▶ **Exercise material**
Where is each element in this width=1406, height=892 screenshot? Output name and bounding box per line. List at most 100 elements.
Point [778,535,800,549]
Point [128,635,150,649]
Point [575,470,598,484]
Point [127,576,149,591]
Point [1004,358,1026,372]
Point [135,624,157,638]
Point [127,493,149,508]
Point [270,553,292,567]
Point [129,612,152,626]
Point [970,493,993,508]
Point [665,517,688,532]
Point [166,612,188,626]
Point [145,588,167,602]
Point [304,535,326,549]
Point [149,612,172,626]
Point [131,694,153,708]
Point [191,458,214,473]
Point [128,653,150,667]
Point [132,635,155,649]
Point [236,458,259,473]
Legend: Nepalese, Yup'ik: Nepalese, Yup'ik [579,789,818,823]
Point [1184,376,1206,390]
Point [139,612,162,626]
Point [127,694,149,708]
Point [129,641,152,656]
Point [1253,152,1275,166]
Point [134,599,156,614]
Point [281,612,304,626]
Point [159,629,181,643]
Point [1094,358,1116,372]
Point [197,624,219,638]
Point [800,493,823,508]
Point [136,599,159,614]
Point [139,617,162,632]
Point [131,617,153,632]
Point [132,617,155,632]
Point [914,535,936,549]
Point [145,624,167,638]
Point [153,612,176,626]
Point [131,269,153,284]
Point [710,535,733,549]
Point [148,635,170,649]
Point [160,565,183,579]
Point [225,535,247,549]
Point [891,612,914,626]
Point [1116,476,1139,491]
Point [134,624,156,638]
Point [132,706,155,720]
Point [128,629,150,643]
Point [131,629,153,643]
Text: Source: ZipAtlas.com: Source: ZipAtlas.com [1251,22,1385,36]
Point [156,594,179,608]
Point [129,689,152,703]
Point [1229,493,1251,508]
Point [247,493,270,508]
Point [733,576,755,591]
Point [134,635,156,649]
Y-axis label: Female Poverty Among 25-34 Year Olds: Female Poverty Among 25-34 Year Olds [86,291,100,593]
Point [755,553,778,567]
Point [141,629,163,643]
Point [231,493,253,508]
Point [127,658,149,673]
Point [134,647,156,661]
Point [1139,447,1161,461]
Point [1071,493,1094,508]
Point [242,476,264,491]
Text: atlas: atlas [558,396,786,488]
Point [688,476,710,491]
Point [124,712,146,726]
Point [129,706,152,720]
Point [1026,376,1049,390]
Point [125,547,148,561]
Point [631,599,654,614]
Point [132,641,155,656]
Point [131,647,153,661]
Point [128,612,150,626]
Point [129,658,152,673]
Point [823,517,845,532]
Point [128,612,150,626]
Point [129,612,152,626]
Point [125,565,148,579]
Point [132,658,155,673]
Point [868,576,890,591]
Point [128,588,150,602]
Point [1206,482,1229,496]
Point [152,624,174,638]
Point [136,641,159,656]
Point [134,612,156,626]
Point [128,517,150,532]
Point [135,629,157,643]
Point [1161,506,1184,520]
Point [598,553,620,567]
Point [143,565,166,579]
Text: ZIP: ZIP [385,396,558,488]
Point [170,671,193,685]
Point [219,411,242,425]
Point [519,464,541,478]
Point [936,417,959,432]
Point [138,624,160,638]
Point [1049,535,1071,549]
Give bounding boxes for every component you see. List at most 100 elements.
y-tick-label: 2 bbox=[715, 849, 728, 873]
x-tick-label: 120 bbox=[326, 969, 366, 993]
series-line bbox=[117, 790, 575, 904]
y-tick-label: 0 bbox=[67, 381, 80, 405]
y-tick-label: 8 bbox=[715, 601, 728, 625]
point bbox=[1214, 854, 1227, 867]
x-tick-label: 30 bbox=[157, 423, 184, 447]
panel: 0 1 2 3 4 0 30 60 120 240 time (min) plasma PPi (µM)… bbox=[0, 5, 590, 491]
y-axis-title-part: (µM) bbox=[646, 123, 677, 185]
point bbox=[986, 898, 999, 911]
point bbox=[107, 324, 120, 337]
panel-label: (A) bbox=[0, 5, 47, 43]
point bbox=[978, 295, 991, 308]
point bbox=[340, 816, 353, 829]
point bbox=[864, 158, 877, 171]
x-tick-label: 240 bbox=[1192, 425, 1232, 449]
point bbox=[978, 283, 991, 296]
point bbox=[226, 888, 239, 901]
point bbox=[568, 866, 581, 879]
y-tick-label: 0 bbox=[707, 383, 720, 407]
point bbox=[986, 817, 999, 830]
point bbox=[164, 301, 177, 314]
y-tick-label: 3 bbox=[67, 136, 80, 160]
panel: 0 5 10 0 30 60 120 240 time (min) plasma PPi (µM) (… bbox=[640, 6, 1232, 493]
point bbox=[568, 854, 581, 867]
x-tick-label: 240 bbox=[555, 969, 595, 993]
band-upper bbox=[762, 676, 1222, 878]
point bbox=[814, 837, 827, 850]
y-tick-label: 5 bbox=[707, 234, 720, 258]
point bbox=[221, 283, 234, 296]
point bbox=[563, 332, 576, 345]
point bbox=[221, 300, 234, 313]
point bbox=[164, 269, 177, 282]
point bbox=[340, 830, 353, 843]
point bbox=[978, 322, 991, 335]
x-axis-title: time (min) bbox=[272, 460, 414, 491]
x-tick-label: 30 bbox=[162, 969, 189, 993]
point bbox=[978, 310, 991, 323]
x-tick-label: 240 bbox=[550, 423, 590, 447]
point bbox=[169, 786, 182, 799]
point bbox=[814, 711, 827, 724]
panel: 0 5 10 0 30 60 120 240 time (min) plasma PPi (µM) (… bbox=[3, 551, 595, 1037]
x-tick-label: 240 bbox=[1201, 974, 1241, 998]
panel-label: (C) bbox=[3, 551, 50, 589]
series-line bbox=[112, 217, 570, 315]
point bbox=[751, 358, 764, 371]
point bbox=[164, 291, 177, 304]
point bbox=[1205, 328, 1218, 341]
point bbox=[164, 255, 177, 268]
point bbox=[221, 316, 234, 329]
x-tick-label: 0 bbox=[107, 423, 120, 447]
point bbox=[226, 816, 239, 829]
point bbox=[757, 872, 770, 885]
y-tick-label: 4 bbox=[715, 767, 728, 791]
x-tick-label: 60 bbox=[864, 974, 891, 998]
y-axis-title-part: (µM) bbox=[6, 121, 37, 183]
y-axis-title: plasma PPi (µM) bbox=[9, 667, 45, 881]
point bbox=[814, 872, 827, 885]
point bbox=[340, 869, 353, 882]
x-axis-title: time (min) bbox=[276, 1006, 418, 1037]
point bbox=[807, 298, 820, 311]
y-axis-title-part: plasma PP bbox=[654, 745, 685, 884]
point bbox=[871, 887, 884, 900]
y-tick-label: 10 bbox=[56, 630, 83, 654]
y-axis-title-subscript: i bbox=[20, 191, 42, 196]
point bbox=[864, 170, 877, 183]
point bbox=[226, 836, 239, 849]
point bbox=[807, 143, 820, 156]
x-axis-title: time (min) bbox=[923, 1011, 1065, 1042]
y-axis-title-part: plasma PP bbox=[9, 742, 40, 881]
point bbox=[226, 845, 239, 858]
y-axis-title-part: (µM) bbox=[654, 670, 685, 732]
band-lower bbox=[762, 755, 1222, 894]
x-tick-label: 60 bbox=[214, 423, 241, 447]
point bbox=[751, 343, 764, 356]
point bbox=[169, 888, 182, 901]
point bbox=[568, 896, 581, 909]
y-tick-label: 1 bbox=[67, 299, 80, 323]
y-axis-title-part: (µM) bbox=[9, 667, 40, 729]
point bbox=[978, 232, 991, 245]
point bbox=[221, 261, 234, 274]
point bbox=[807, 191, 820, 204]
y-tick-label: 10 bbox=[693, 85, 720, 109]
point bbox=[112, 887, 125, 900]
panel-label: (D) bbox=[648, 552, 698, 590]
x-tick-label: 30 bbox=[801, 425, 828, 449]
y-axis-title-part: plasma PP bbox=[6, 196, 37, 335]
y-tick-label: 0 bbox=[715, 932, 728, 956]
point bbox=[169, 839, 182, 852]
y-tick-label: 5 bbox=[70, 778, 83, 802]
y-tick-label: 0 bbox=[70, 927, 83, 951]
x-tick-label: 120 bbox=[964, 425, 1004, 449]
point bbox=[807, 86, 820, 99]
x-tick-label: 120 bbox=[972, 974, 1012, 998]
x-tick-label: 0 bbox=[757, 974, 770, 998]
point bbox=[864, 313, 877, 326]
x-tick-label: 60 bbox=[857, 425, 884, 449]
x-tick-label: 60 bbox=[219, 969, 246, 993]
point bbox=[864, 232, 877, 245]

▶ **Stated task**
Reproduce verbatim the stretch of the data from its first line through the line containing "Point [135,624,157,638]", including both of those lines.

▶ **Written answer**
Where is each element in this width=1406, height=892 screenshot? Output name and bounding box per line. List at most 100 elements.
Point [778,535,800,549]
Point [128,635,150,649]
Point [575,470,598,484]
Point [127,576,149,591]
Point [1004,358,1026,372]
Point [135,624,157,638]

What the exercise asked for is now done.